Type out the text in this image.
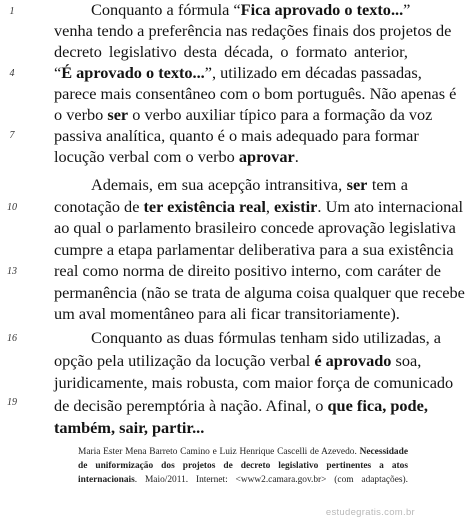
1
4
7
10
13
16
19
Conquanto a fórmula “Fica aprovado o texto...”
venha tendo a preferência nas redações finais dos projetos de
decreto legislativo desta década, o formato anterior,
“É aprovado o texto...”, utilizado em décadas passadas,
parece mais consentâneo com o bom português. Não apenas é
o verbo ser o verbo auxiliar típico para a formação da voz
passiva analítica, quanto é o mais adequado para formar
locução verbal com o verbo aprovar.
Ademais, em sua acepção intransitiva, ser tem a
conotação de ter existência real, existir. Um ato internacional
ao qual o parlamento brasileiro concede aprovação legislativa
cumpre a etapa parlamentar deliberativa para a sua existência
real como norma de direito positivo interno, com caráter de
permanência (não se trata de alguma coisa qualquer que recebe
um aval momentâneo para ali ficar transitoriamente).
Conquanto as duas fórmulas tenham sido utilizadas, a
opção pela utilização da locução verbal é aprovado soa,
juridicamente, mais robusta, com maior força de comunicado
de decisão peremptória à nação. Afinal, o que fica, pode,
também, sair, partir...
Maria Ester Mena Barreto Camino e Luiz Henrique Cascelli de Azevedo. Necessidade
de uniformização dos projetos de decreto legislativo pertinentes a atos
internacionais. Maio/2011. Internet: <www2.camara.gov.br> (com adaptações).
estudegratis.com.br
--
Written problem:
Could you reproduce every record above exactly, leaving out the pictures?

Result of this task:
Type out the text in this image.
1
4
7
10
13
16
19
Conquanto a fórmula “Fica aprovado o texto...”
venha tendo a preferência nas redações finais dos projetos de
decreto legislativo desta década, o formato anterior,
“É aprovado o texto...”, utilizado em décadas passadas,
parece mais consentâneo com o bom português. Não apenas é
o verbo ser o verbo auxiliar típico para a formação da voz
passiva analítica, quanto é o mais adequado para formar
locução verbal com o verbo aprovar.
Ademais, em sua acepção intransitiva, ser tem a
conotação de ter existência real, existir. Um ato internacional
ao qual o parlamento brasileiro concede aprovação legislativa
cumpre a etapa parlamentar deliberativa para a sua existência
real como norma de direito positivo interno, com caráter de
permanência (não se trata de alguma coisa qualquer que recebe
um aval momentâneo para ali ficar transitoriamente).
Conquanto as duas fórmulas tenham sido utilizadas, a
opção pela utilização da locução verbal é aprovado soa,
juridicamente, mais robusta, com maior força de comunicado
de decisão peremptória à nação. Afinal, o que fica, pode,
também, sair, partir...
Maria Ester Mena Barreto Camino e Luiz Henrique Cascelli de Azevedo. Necessidade
de uniformização dos projetos de decreto legislativo pertinentes a atos
internacionais. Maio/2011. Internet: <www2.camara.gov.br> (com adaptações).
estudegratis.com.br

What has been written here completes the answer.